Challenge>
Repeat the data that follows, word for word, without the images.

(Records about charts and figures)

________

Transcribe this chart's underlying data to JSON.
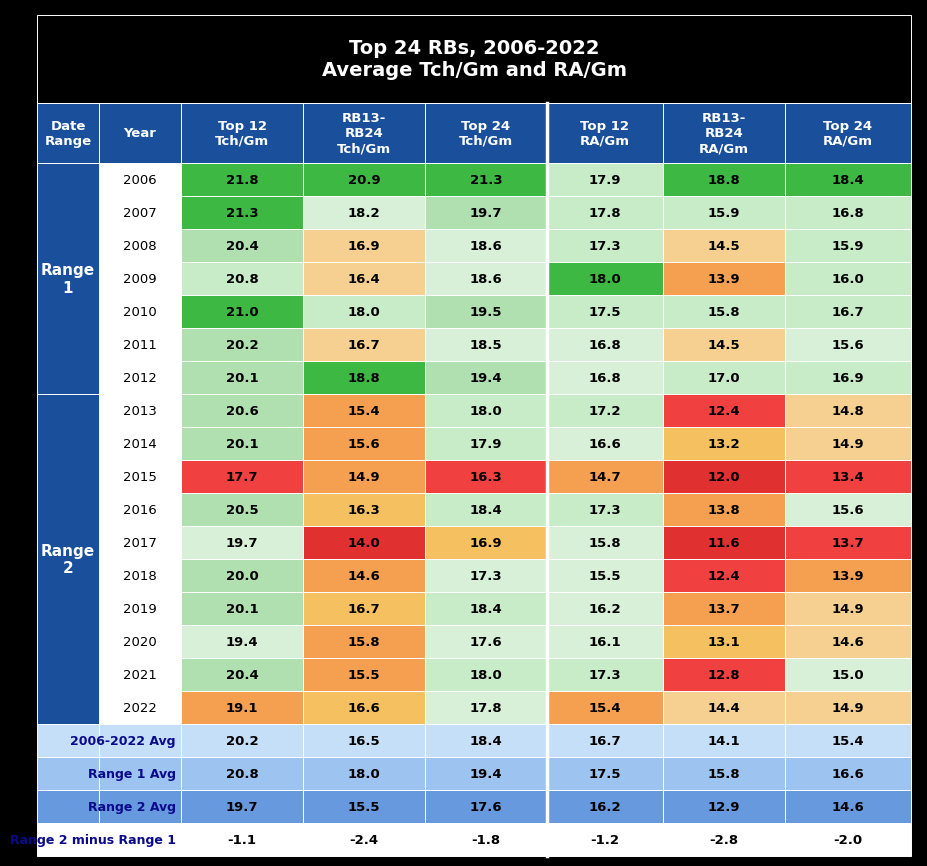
{
  "title_line1": "Top 24 RBs, 2006-2022",
  "title_line2": "Average Tch/Gm and RA/Gm",
  "col_headers": [
    "Date\nRange",
    "Year",
    "Top 12\nTch/Gm",
    "RB13-\nRB24\nTch/Gm",
    "Top 24\nTch/Gm",
    "Top 12\nRA/Gm",
    "RB13-\nRB24\nRA/Gm",
    "Top 24\nRA/Gm"
  ],
  "rows": [
    [
      "Range 1",
      "2006",
      "21.8",
      "20.9",
      "21.3",
      "17.9",
      "18.8",
      "18.4"
    ],
    [
      "Range 1",
      "2007",
      "21.3",
      "18.2",
      "19.7",
      "17.8",
      "15.9",
      "16.8"
    ],
    [
      "Range 1",
      "2008",
      "20.4",
      "16.9",
      "18.6",
      "17.3",
      "14.5",
      "15.9"
    ],
    [
      "Range 1",
      "2009",
      "20.8",
      "16.4",
      "18.6",
      "18.0",
      "13.9",
      "16.0"
    ],
    [
      "Range 1",
      "2010",
      "21.0",
      "18.0",
      "19.5",
      "17.5",
      "15.8",
      "16.7"
    ],
    [
      "Range 1",
      "2011",
      "20.2",
      "16.7",
      "18.5",
      "16.8",
      "14.5",
      "15.6"
    ],
    [
      "Range 1",
      "2012",
      "20.1",
      "18.8",
      "19.4",
      "16.8",
      "17.0",
      "16.9"
    ],
    [
      "Range 2",
      "2013",
      "20.6",
      "15.4",
      "18.0",
      "17.2",
      "12.4",
      "14.8"
    ],
    [
      "Range 2",
      "2014",
      "20.1",
      "15.6",
      "17.9",
      "16.6",
      "13.2",
      "14.9"
    ],
    [
      "Range 2",
      "2015",
      "17.7",
      "14.9",
      "16.3",
      "14.7",
      "12.0",
      "13.4"
    ],
    [
      "Range 2",
      "2016",
      "20.5",
      "16.3",
      "18.4",
      "17.3",
      "13.8",
      "15.6"
    ],
    [
      "Range 2",
      "2017",
      "19.7",
      "14.0",
      "16.9",
      "15.8",
      "11.6",
      "13.7"
    ],
    [
      "Range 2",
      "2018",
      "20.0",
      "14.6",
      "17.3",
      "15.5",
      "12.4",
      "13.9"
    ],
    [
      "Range 2",
      "2019",
      "20.1",
      "16.7",
      "18.4",
      "16.2",
      "13.7",
      "14.9"
    ],
    [
      "Range 2",
      "2020",
      "19.4",
      "15.8",
      "17.6",
      "16.1",
      "13.1",
      "14.6"
    ],
    [
      "Range 2",
      "2021",
      "20.4",
      "15.5",
      "18.0",
      "17.3",
      "12.8",
      "15.0"
    ],
    [
      "Range 2",
      "2022",
      "19.1",
      "16.6",
      "17.8",
      "15.4",
      "14.4",
      "14.9"
    ]
  ],
  "summary_rows": [
    [
      "2006-2022 Avg",
      "20.2",
      "16.5",
      "18.4",
      "16.7",
      "14.1",
      "15.4"
    ],
    [
      "Range 1 Avg",
      "20.8",
      "18.0",
      "19.4",
      "17.5",
      "15.8",
      "16.6"
    ],
    [
      "Range 2 Avg",
      "19.7",
      "15.5",
      "17.6",
      "16.2",
      "12.9",
      "14.6"
    ],
    [
      "Range 2 minus Range 1",
      "-1.1",
      "-2.4",
      "-1.8",
      "-1.2",
      "-2.8",
      "-2.0"
    ]
  ],
  "header_bg": "#1a4f9c",
  "header_fg": "#ffffff",
  "title_bg": "#000000",
  "title_fg": "#ffffff",
  "range_label_bg": "#1a4f9c",
  "range_label_fg": "#ffffff",
  "year_col_bg": "#ffffff",
  "year_col_fg": "#000000",
  "summary_bg": [
    "#c5dff8",
    "#9dc3f0",
    "#6699dd",
    "#ffffff"
  ],
  "summary_label_fg": "#0a0a8a",
  "tch_cell_colors": {
    "2006": [
      "#3db843",
      "#3db843",
      "#3db843"
    ],
    "2007": [
      "#3db843",
      "#d8f0d8",
      "#b0e0b0"
    ],
    "2008": [
      "#b0e0b0",
      "#f5d090",
      "#d8f0d8"
    ],
    "2009": [
      "#c8ecc8",
      "#f5d090",
      "#d8f0d8"
    ],
    "2010": [
      "#3db843",
      "#c8ecc8",
      "#b0e0b0"
    ],
    "2011": [
      "#b0e0b0",
      "#f5d090",
      "#d8f0d8"
    ],
    "2012": [
      "#b0e0b0",
      "#3db843",
      "#b0e0b0"
    ],
    "2013": [
      "#b0e0b0",
      "#f5a050",
      "#c8ecc8"
    ],
    "2014": [
      "#b0e0b0",
      "#f5a050",
      "#c8ecc8"
    ],
    "2015": [
      "#f04040",
      "#f5a050",
      "#f04040"
    ],
    "2016": [
      "#b0e0b0",
      "#f5c060",
      "#c8ecc8"
    ],
    "2017": [
      "#d8f0d8",
      "#e03030",
      "#f5c060"
    ],
    "2018": [
      "#b0e0b0",
      "#f5a050",
      "#d8f0d8"
    ],
    "2019": [
      "#b0e0b0",
      "#f5c060",
      "#c8ecc8"
    ],
    "2020": [
      "#d8f0d8",
      "#f5a050",
      "#d8f0d8"
    ],
    "2021": [
      "#b0e0b0",
      "#f5a050",
      "#c8ecc8"
    ],
    "2022": [
      "#f5a050",
      "#f5c060",
      "#d8f0d8"
    ]
  },
  "ra_cell_colors": {
    "2006": [
      "#c8ecc8",
      "#3db843",
      "#3db843"
    ],
    "2007": [
      "#c8ecc8",
      "#c8ecc8",
      "#c8ecc8"
    ],
    "2008": [
      "#c8ecc8",
      "#f5d090",
      "#c8ecc8"
    ],
    "2009": [
      "#3db843",
      "#f5a050",
      "#c8ecc8"
    ],
    "2010": [
      "#c8ecc8",
      "#c8ecc8",
      "#c8ecc8"
    ],
    "2011": [
      "#d8f0d8",
      "#f5d090",
      "#d8f0d8"
    ],
    "2012": [
      "#d8f0d8",
      "#c8ecc8",
      "#c8ecc8"
    ],
    "2013": [
      "#c8ecc8",
      "#f04040",
      "#f5d090"
    ],
    "2014": [
      "#d8f0d8",
      "#f5c060",
      "#f5d090"
    ],
    "2015": [
      "#f5a050",
      "#e03030",
      "#f04040"
    ],
    "2016": [
      "#c8ecc8",
      "#f5a050",
      "#d8f0d8"
    ],
    "2017": [
      "#d8f0d8",
      "#e03030",
      "#f04040"
    ],
    "2018": [
      "#d8f0d8",
      "#f04040",
      "#f5a050"
    ],
    "2019": [
      "#d8f0d8",
      "#f5a050",
      "#f5d090"
    ],
    "2020": [
      "#d8f0d8",
      "#f5c060",
      "#f5d090"
    ],
    "2021": [
      "#c8ecc8",
      "#f04040",
      "#d8f0d8"
    ],
    "2022": [
      "#f5a050",
      "#f5d090",
      "#f5d090"
    ]
  }
}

________

Task answer>
Transcribe this chart's underlying data to JSON.
{
  "title_line1": "Top 24 RBs, 2006-2022",
  "title_line2": "Average Tch/Gm and RA/Gm",
  "col_headers": [
    "Date\nRange",
    "Year",
    "Top 12\nTch/Gm",
    "RB13-\nRB24\nTch/Gm",
    "Top 24\nTch/Gm",
    "Top 12\nRA/Gm",
    "RB13-\nRB24\nRA/Gm",
    "Top 24\nRA/Gm"
  ],
  "rows": [
    [
      "Range 1",
      "2006",
      "21.8",
      "20.9",
      "21.3",
      "17.9",
      "18.8",
      "18.4"
    ],
    [
      "Range 1",
      "2007",
      "21.3",
      "18.2",
      "19.7",
      "17.8",
      "15.9",
      "16.8"
    ],
    [
      "Range 1",
      "2008",
      "20.4",
      "16.9",
      "18.6",
      "17.3",
      "14.5",
      "15.9"
    ],
    [
      "Range 1",
      "2009",
      "20.8",
      "16.4",
      "18.6",
      "18.0",
      "13.9",
      "16.0"
    ],
    [
      "Range 1",
      "2010",
      "21.0",
      "18.0",
      "19.5",
      "17.5",
      "15.8",
      "16.7"
    ],
    [
      "Range 1",
      "2011",
      "20.2",
      "16.7",
      "18.5",
      "16.8",
      "14.5",
      "15.6"
    ],
    [
      "Range 1",
      "2012",
      "20.1",
      "18.8",
      "19.4",
      "16.8",
      "17.0",
      "16.9"
    ],
    [
      "Range 2",
      "2013",
      "20.6",
      "15.4",
      "18.0",
      "17.2",
      "12.4",
      "14.8"
    ],
    [
      "Range 2",
      "2014",
      "20.1",
      "15.6",
      "17.9",
      "16.6",
      "13.2",
      "14.9"
    ],
    [
      "Range 2",
      "2015",
      "17.7",
      "14.9",
      "16.3",
      "14.7",
      "12.0",
      "13.4"
    ],
    [
      "Range 2",
      "2016",
      "20.5",
      "16.3",
      "18.4",
      "17.3",
      "13.8",
      "15.6"
    ],
    [
      "Range 2",
      "2017",
      "19.7",
      "14.0",
      "16.9",
      "15.8",
      "11.6",
      "13.7"
    ],
    [
      "Range 2",
      "2018",
      "20.0",
      "14.6",
      "17.3",
      "15.5",
      "12.4",
      "13.9"
    ],
    [
      "Range 2",
      "2019",
      "20.1",
      "16.7",
      "18.4",
      "16.2",
      "13.7",
      "14.9"
    ],
    [
      "Range 2",
      "2020",
      "19.4",
      "15.8",
      "17.6",
      "16.1",
      "13.1",
      "14.6"
    ],
    [
      "Range 2",
      "2021",
      "20.4",
      "15.5",
      "18.0",
      "17.3",
      "12.8",
      "15.0"
    ],
    [
      "Range 2",
      "2022",
      "19.1",
      "16.6",
      "17.8",
      "15.4",
      "14.4",
      "14.9"
    ]
  ],
  "summary_rows": [
    [
      "2006-2022 Avg",
      "20.2",
      "16.5",
      "18.4",
      "16.7",
      "14.1",
      "15.4"
    ],
    [
      "Range 1 Avg",
      "20.8",
      "18.0",
      "19.4",
      "17.5",
      "15.8",
      "16.6"
    ],
    [
      "Range 2 Avg",
      "19.7",
      "15.5",
      "17.6",
      "16.2",
      "12.9",
      "14.6"
    ],
    [
      "Range 2 minus Range 1",
      "-1.1",
      "-2.4",
      "-1.8",
      "-1.2",
      "-2.8",
      "-2.0"
    ]
  ],
  "header_bg": "#1a4f9c",
  "header_fg": "#ffffff",
  "title_bg": "#000000",
  "title_fg": "#ffffff",
  "range_label_bg": "#1a4f9c",
  "range_label_fg": "#ffffff",
  "year_col_bg": "#ffffff",
  "year_col_fg": "#000000",
  "summary_bg": [
    "#c5dff8",
    "#9dc3f0",
    "#6699dd",
    "#ffffff"
  ],
  "summary_label_fg": "#0a0a8a",
  "tch_cell_colors": {
    "2006": [
      "#3db843",
      "#3db843",
      "#3db843"
    ],
    "2007": [
      "#3db843",
      "#d8f0d8",
      "#b0e0b0"
    ],
    "2008": [
      "#b0e0b0",
      "#f5d090",
      "#d8f0d8"
    ],
    "2009": [
      "#c8ecc8",
      "#f5d090",
      "#d8f0d8"
    ],
    "2010": [
      "#3db843",
      "#c8ecc8",
      "#b0e0b0"
    ],
    "2011": [
      "#b0e0b0",
      "#f5d090",
      "#d8f0d8"
    ],
    "2012": [
      "#b0e0b0",
      "#3db843",
      "#b0e0b0"
    ],
    "2013": [
      "#b0e0b0",
      "#f5a050",
      "#c8ecc8"
    ],
    "2014": [
      "#b0e0b0",
      "#f5a050",
      "#c8ecc8"
    ],
    "2015": [
      "#f04040",
      "#f5a050",
      "#f04040"
    ],
    "2016": [
      "#b0e0b0",
      "#f5c060",
      "#c8ecc8"
    ],
    "2017": [
      "#d8f0d8",
      "#e03030",
      "#f5c060"
    ],
    "2018": [
      "#b0e0b0",
      "#f5a050",
      "#d8f0d8"
    ],
    "2019": [
      "#b0e0b0",
      "#f5c060",
      "#c8ecc8"
    ],
    "2020": [
      "#d8f0d8",
      "#f5a050",
      "#d8f0d8"
    ],
    "2021": [
      "#b0e0b0",
      "#f5a050",
      "#c8ecc8"
    ],
    "2022": [
      "#f5a050",
      "#f5c060",
      "#d8f0d8"
    ]
  },
  "ra_cell_colors": {
    "2006": [
      "#c8ecc8",
      "#3db843",
      "#3db843"
    ],
    "2007": [
      "#c8ecc8",
      "#c8ecc8",
      "#c8ecc8"
    ],
    "2008": [
      "#c8ecc8",
      "#f5d090",
      "#c8ecc8"
    ],
    "2009": [
      "#3db843",
      "#f5a050",
      "#c8ecc8"
    ],
    "2010": [
      "#c8ecc8",
      "#c8ecc8",
      "#c8ecc8"
    ],
    "2011": [
      "#d8f0d8",
      "#f5d090",
      "#d8f0d8"
    ],
    "2012": [
      "#d8f0d8",
      "#c8ecc8",
      "#c8ecc8"
    ],
    "2013": [
      "#c8ecc8",
      "#f04040",
      "#f5d090"
    ],
    "2014": [
      "#d8f0d8",
      "#f5c060",
      "#f5d090"
    ],
    "2015": [
      "#f5a050",
      "#e03030",
      "#f04040"
    ],
    "2016": [
      "#c8ecc8",
      "#f5a050",
      "#d8f0d8"
    ],
    "2017": [
      "#d8f0d8",
      "#e03030",
      "#f04040"
    ],
    "2018": [
      "#d8f0d8",
      "#f04040",
      "#f5a050"
    ],
    "2019": [
      "#d8f0d8",
      "#f5a050",
      "#f5d090"
    ],
    "2020": [
      "#d8f0d8",
      "#f5c060",
      "#f5d090"
    ],
    "2021": [
      "#c8ecc8",
      "#f04040",
      "#d8f0d8"
    ],
    "2022": [
      "#f5a050",
      "#f5d090",
      "#f5d090"
    ]
  }
}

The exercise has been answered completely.